Where does the string "have" appear in the records? Copy every line that contains it.
• • • • • • •
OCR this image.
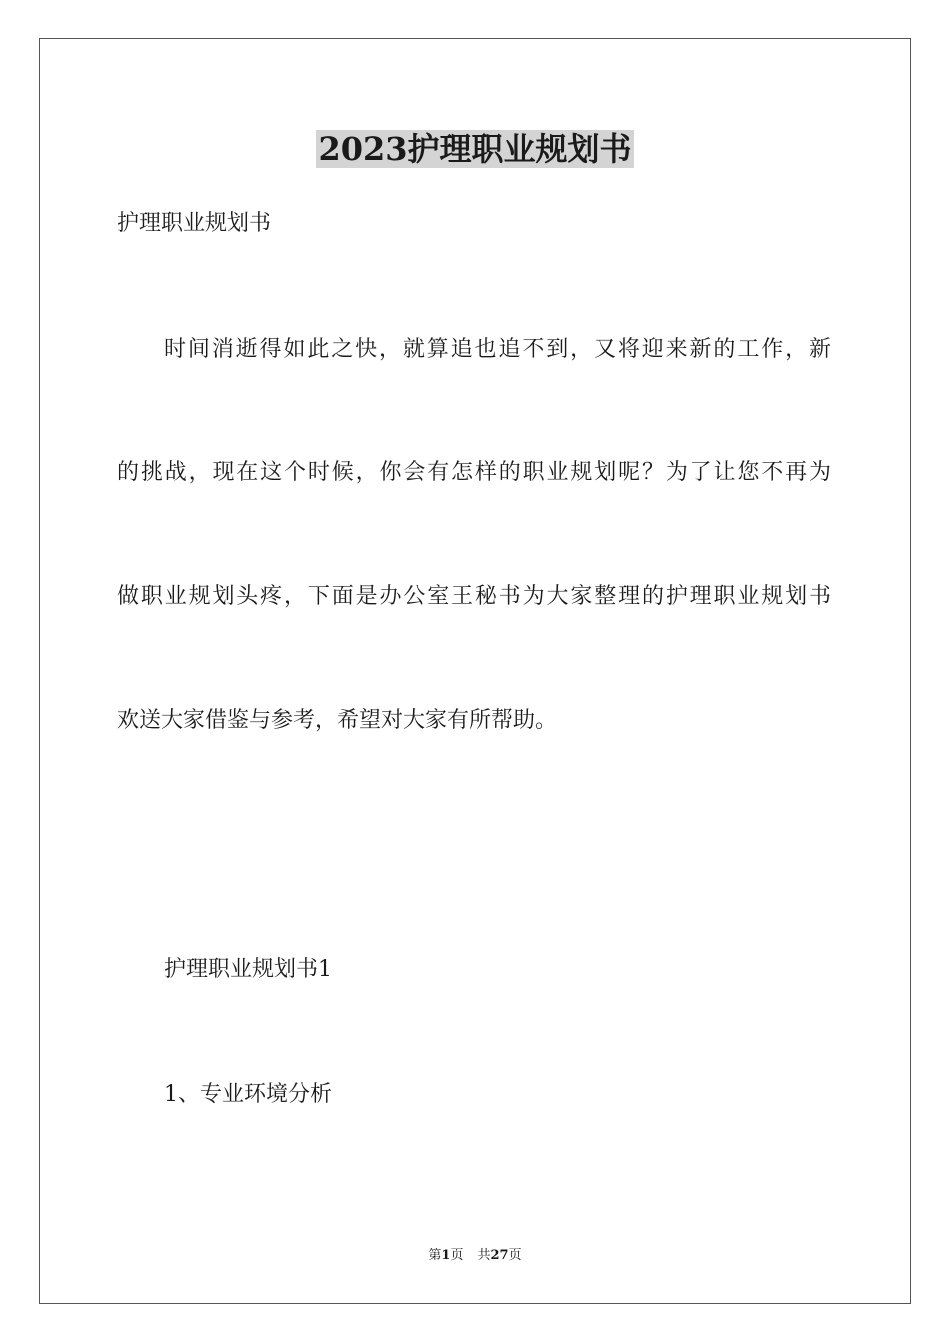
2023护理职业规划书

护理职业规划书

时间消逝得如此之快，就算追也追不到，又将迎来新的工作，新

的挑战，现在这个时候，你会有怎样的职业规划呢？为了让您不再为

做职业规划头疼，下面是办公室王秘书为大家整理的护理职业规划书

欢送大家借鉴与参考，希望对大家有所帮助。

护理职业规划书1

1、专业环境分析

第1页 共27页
• • • • • • •
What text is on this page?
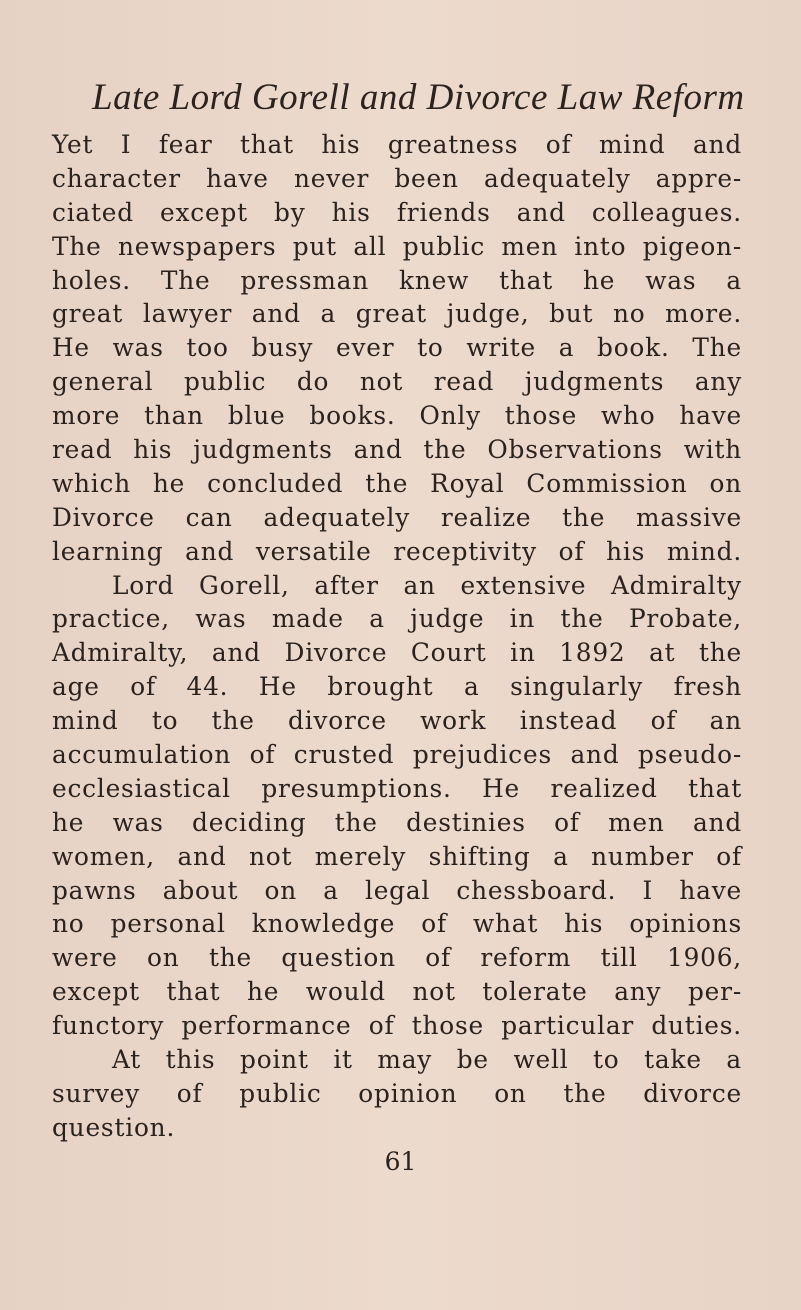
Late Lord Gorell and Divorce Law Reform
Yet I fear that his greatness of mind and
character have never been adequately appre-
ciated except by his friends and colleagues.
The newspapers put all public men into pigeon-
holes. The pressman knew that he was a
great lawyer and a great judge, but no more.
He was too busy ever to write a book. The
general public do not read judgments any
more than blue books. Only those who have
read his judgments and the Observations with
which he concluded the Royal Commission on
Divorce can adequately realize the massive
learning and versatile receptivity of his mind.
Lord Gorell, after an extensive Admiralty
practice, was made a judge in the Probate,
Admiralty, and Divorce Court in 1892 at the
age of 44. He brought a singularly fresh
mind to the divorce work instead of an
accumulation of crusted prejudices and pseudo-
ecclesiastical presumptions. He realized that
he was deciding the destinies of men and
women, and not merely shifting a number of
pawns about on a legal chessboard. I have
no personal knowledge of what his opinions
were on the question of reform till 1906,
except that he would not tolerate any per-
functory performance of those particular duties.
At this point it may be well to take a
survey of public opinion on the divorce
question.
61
• • • • • • •
COMPLETED EXERCISE:
character have never been adequately appre-
more than blue books. Only those who have
pawns about on a legal chessboard. I have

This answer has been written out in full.